TASK INSTRUCTIONS:
Pull out each line of the data that includes the word "this".

-- start EXCERPTED RECORDS --

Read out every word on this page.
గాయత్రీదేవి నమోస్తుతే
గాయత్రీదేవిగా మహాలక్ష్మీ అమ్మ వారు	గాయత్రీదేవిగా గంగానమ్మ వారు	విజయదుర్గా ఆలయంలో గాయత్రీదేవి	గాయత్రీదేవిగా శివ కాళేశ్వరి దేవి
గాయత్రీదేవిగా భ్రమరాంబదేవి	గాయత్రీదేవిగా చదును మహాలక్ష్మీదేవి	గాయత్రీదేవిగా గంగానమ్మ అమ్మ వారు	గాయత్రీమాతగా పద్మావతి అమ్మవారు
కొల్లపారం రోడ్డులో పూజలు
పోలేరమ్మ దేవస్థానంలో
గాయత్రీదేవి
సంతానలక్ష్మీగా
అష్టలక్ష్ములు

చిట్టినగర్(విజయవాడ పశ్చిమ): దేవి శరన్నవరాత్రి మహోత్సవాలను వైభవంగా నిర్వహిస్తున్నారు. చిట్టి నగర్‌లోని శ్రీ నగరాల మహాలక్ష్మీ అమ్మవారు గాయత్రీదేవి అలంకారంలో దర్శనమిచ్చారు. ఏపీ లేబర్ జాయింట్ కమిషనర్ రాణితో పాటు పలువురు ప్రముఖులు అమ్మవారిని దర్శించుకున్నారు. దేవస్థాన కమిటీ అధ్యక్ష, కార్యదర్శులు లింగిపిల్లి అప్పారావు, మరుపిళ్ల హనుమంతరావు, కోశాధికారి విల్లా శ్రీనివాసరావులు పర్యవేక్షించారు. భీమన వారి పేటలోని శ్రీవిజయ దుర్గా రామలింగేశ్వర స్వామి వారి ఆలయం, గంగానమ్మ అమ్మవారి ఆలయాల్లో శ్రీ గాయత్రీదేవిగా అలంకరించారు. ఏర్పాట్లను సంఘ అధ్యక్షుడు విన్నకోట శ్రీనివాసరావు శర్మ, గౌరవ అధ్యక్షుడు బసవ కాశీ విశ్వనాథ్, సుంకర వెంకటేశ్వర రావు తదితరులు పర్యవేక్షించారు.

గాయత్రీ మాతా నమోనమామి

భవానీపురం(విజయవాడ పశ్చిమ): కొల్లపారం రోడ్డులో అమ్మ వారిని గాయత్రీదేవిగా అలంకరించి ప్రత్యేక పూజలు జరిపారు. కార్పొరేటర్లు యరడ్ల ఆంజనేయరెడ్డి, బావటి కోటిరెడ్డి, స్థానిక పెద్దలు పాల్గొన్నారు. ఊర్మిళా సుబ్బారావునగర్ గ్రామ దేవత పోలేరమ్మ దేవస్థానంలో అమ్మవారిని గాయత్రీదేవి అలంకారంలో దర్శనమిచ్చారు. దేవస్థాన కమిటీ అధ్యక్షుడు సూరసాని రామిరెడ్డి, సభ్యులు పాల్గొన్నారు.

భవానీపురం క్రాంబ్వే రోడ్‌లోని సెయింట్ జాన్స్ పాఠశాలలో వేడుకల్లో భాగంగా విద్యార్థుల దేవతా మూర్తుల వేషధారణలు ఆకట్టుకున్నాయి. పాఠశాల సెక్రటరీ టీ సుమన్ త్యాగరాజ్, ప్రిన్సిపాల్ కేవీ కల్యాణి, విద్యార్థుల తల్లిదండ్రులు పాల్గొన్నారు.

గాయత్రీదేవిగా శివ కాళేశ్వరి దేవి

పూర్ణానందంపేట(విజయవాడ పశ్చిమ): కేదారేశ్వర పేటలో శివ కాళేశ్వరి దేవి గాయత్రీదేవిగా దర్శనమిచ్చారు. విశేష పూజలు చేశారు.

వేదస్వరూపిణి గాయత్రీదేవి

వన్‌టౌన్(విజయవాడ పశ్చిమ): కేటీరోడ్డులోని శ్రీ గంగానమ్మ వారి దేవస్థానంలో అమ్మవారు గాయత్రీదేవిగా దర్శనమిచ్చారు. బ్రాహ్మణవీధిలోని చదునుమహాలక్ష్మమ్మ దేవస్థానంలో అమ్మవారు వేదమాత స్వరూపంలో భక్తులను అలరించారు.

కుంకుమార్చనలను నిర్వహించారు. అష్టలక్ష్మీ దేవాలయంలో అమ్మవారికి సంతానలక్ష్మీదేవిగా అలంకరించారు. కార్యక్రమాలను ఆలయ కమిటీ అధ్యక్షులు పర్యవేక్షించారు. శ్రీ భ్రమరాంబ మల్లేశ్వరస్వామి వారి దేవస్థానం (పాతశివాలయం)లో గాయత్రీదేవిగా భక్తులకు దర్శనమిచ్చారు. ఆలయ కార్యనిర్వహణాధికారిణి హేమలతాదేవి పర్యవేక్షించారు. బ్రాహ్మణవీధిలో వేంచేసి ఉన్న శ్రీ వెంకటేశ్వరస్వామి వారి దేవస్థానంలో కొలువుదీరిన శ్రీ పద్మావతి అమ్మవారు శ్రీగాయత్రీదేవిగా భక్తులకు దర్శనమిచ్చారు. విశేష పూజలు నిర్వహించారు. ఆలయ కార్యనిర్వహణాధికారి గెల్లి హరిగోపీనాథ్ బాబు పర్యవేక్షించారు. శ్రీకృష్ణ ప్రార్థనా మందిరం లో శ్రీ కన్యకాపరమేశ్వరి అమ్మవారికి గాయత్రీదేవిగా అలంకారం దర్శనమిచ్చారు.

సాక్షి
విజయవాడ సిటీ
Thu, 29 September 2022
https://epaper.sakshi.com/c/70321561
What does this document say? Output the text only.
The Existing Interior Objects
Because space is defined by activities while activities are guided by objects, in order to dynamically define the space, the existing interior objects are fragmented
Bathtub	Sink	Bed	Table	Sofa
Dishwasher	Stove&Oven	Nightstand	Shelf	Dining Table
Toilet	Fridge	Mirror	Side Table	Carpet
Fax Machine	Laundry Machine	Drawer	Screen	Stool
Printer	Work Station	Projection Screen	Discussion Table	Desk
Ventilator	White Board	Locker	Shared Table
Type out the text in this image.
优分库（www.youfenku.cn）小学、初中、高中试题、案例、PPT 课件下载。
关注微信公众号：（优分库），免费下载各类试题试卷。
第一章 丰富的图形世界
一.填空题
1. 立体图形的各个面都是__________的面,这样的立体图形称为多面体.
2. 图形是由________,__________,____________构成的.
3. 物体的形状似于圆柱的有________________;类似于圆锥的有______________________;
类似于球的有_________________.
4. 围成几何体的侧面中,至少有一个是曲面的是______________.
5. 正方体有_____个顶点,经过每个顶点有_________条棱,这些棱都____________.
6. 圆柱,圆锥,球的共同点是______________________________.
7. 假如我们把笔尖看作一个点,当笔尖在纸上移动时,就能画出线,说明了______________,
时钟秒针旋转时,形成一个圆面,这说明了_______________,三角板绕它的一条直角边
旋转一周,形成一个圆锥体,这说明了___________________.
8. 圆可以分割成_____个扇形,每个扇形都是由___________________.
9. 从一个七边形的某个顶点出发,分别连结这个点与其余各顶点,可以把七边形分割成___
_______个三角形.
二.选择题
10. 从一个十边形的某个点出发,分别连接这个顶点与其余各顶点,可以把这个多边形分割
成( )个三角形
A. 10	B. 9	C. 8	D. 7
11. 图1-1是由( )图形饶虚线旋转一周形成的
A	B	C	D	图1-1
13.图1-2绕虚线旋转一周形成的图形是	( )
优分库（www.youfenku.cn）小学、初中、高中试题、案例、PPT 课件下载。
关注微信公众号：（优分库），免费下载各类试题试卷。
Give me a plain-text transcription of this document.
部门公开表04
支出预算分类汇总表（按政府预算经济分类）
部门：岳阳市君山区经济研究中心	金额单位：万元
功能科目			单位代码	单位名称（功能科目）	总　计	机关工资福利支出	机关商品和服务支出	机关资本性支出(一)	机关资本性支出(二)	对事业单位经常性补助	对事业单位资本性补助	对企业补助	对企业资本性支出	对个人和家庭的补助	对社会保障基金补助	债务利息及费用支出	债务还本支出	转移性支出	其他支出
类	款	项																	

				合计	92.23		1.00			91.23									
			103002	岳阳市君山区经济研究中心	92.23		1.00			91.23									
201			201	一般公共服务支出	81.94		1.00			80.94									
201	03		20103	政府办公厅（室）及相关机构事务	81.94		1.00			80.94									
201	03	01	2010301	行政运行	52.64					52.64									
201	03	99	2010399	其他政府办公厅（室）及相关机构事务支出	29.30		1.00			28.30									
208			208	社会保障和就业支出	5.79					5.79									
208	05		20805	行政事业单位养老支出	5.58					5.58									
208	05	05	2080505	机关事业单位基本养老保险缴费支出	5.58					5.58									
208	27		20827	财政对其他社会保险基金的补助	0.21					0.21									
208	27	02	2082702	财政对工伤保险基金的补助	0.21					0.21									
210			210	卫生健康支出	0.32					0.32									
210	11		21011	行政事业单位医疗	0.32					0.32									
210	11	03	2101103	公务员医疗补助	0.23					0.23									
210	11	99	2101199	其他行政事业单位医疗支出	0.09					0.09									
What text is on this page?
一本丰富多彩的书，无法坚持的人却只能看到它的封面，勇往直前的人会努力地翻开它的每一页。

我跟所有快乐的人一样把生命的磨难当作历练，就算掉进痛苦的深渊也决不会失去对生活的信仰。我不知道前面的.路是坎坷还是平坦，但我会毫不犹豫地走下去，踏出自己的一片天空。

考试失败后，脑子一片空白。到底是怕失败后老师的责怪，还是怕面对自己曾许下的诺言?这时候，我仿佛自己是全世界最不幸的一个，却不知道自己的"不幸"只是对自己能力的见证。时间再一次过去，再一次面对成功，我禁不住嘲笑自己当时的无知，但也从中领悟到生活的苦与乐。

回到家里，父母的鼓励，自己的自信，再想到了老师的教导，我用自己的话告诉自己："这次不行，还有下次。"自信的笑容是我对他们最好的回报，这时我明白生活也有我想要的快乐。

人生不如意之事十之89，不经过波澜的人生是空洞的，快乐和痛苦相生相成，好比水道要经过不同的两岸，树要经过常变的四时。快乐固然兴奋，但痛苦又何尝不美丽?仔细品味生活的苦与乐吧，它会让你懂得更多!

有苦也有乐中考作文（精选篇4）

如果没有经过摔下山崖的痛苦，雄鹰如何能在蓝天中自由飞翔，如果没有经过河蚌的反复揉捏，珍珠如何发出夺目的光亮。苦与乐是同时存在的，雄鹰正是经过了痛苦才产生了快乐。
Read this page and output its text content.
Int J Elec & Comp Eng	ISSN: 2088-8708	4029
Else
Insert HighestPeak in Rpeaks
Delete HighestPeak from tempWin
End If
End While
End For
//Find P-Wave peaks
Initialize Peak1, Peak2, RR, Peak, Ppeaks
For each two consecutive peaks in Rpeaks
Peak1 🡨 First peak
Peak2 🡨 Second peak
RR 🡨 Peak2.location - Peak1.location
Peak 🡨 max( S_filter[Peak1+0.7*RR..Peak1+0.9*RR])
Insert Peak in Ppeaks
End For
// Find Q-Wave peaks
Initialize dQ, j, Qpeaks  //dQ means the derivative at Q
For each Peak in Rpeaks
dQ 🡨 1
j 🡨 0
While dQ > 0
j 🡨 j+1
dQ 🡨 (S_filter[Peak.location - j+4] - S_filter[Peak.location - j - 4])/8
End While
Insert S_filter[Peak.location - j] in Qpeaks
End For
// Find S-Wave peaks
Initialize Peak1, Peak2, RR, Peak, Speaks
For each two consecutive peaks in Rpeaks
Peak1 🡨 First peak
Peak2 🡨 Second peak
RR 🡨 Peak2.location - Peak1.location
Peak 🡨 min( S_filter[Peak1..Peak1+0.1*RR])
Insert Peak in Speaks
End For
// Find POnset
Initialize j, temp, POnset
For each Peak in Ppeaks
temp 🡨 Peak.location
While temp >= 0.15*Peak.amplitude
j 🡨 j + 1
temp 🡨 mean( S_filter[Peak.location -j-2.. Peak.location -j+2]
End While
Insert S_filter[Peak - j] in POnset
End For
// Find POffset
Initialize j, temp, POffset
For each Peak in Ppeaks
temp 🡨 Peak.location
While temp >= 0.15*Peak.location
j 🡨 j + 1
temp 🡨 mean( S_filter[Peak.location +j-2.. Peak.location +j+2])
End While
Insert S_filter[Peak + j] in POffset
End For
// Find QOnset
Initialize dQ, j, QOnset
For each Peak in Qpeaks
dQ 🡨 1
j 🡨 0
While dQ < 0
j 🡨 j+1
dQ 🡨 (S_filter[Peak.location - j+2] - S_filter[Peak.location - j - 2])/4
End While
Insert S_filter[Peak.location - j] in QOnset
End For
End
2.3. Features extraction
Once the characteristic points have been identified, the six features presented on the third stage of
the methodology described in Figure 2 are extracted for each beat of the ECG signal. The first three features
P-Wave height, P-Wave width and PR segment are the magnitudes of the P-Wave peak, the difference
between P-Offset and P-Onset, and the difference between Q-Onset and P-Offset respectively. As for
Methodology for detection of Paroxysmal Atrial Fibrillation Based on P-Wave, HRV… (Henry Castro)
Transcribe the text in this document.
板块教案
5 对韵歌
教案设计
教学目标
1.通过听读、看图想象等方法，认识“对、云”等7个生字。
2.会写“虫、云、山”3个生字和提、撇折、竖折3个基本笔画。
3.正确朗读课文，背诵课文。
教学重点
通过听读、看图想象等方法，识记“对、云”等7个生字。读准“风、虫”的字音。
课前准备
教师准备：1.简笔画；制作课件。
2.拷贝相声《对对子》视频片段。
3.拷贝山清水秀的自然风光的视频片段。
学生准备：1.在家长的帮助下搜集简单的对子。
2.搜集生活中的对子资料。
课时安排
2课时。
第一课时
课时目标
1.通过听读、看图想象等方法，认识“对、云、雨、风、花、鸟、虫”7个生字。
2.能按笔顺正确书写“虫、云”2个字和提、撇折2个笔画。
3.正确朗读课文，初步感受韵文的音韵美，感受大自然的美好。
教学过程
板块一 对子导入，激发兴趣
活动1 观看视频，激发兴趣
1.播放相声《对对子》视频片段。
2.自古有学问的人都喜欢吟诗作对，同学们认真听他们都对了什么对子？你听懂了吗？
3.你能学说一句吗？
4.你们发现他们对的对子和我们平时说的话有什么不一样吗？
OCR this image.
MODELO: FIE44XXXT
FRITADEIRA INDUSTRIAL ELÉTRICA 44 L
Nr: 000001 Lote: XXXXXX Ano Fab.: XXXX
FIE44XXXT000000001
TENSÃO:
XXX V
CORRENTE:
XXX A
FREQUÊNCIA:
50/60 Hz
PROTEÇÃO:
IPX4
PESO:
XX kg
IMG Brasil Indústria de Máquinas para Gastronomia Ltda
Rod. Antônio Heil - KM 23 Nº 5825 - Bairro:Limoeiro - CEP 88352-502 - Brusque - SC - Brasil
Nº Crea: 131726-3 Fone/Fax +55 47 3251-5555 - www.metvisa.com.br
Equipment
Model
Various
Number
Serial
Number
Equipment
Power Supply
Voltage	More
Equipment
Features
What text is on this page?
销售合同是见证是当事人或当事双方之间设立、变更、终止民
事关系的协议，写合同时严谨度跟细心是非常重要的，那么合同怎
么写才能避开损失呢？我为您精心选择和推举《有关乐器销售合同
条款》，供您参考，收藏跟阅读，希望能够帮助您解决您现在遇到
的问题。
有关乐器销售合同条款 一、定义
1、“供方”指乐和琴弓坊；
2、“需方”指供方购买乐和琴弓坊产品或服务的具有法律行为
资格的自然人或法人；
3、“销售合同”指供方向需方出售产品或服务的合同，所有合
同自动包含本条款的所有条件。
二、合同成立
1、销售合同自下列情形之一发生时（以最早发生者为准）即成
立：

-- end EXCERPTED RECORDS --

EXERCISE RESULT:
Read out every word on this page.
What does this document say? Output the text only.
Type out the text in this image.
Give me a plain-text transcription of this document.
What text is on this page?
Read this page and output its text content.
Transcribe the text in this document.
OCR this image.
What text is on this page?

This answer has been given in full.